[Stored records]

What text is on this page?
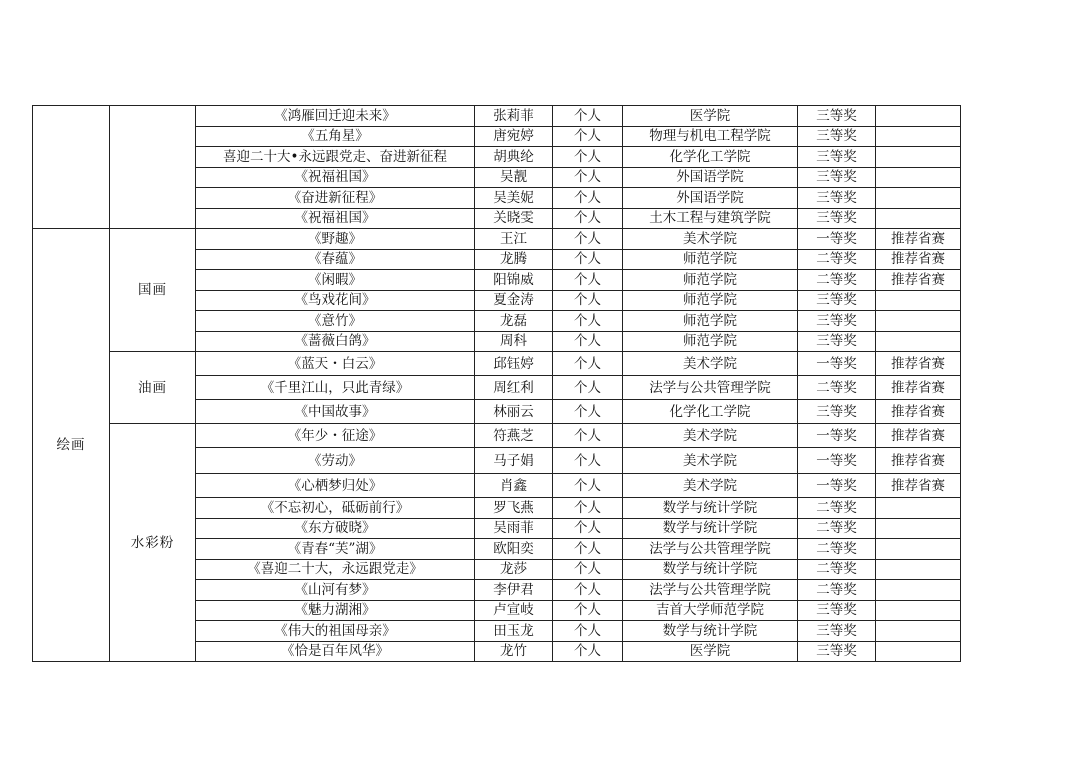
		《鸿雁回迁迎未来》	张莉菲	个人	医学院	三等奖	
		《五角星》	唐宛婷	个人	物理与机电工程学院	三等奖	
		喜迎二十大•永远跟党走、奋进新征程	胡典纶	个人	化学化工学院	三等奖	
		《祝福祖国》	吴靓	个人	外国语学院	三等奖	
		《奋进新征程》	吴美妮	个人	外国语学院	三等奖	
		《祝福祖国》	关晓雯	个人	土木工程与建筑学院	三等奖	
绘画	国画	《野趣》	王江	个人	美术学院	一等奖	推荐省赛
		《春蕴》	龙腾	个人	师范学院	二等奖	推荐省赛
		《闲暇》	阳锦威	个人	师范学院	二等奖	推荐省赛
		《鸟戏花间》	夏金涛	个人	师范学院	三等奖	
		《意竹》	龙磊	个人	师范学院	三等奖	
		《蔷薇白鸽》	周科	个人	师范学院	三等奖	
	油画	《蓝天・白云》	邱钰婷	个人	美术学院	一等奖	推荐省赛
		《千里江山，只此青绿》	周红利	个人	法学与公共管理学院	二等奖	推荐省赛
		《中国故事》	林丽云	个人	化学化工学院	三等奖	推荐省赛
	水彩粉	《年少・征途》	符燕芝	个人	美术学院	一等奖	推荐省赛
		《劳动》	马子娟	个人	美术学院	一等奖	推荐省赛
		《心栖梦归处》	肖鑫	个人	美术学院	一等奖	推荐省赛
		《不忘初心，砥砺前行》	罗飞燕	个人	数学与统计学院	二等奖	
		《东方破晓》	吴雨菲	个人	数学与统计学院	二等奖	
		《青春“芙”湖》	欧阳奕	个人	法学与公共管理学院	二等奖	
		《喜迎二十大，永远跟党走》	龙莎	个人	数学与统计学院	二等奖	
		《山河有梦》	李伊君	个人	法学与公共管理学院	二等奖	
		《魅力湖湘》	卢宣岐	个人	吉首大学师范学院	三等奖	
		《伟大的祖国母亲》	田玉龙	个人	数学与统计学院	三等奖	
		《恰是百年风华》	龙竹	个人	医学院	三等奖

**OBJECTIVE:** Write out each line again precisely as it appears, skipping every picture.

**COMPLETED EXERCISE:**
What text is on this page?
		《鸿雁回迁迎未来》	张莉菲	个人	医学院	三等奖	
		《五角星》	唐宛婷	个人	物理与机电工程学院	三等奖	
		喜迎二十大•永远跟党走、奋进新征程	胡典纶	个人	化学化工学院	三等奖	
		《祝福祖国》	吴靓	个人	外国语学院	三等奖	
		《奋进新征程》	吴美妮	个人	外国语学院	三等奖	
		《祝福祖国》	关晓雯	个人	土木工程与建筑学院	三等奖	
绘画	国画	《野趣》	王江	个人	美术学院	一等奖	推荐省赛
		《春蕴》	龙腾	个人	师范学院	二等奖	推荐省赛
		《闲暇》	阳锦威	个人	师范学院	二等奖	推荐省赛
		《鸟戏花间》	夏金涛	个人	师范学院	三等奖	
		《意竹》	龙磊	个人	师范学院	三等奖	
		《蔷薇白鸽》	周科	个人	师范学院	三等奖	
	油画	《蓝天・白云》	邱钰婷	个人	美术学院	一等奖	推荐省赛
		《千里江山，只此青绿》	周红利	个人	法学与公共管理学院	二等奖	推荐省赛
		《中国故事》	林丽云	个人	化学化工学院	三等奖	推荐省赛
	水彩粉	《年少・征途》	符燕芝	个人	美术学院	一等奖	推荐省赛
		《劳动》	马子娟	个人	美术学院	一等奖	推荐省赛
		《心栖梦归处》	肖鑫	个人	美术学院	一等奖	推荐省赛
		《不忘初心，砥砺前行》	罗飞燕	个人	数学与统计学院	二等奖	
		《东方破晓》	吴雨菲	个人	数学与统计学院	二等奖	
		《青春“芙”湖》	欧阳奕	个人	法学与公共管理学院	二等奖	
		《喜迎二十大，永远跟党走》	龙莎	个人	数学与统计学院	二等奖	
		《山河有梦》	李伊君	个人	法学与公共管理学院	二等奖	
		《魅力湖湘》	卢宣岐	个人	吉首大学师范学院	三等奖	
		《伟大的祖国母亲》	田玉龙	个人	数学与统计学院	三等奖	
		《恰是百年风华》	龙竹	个人	医学院	三等奖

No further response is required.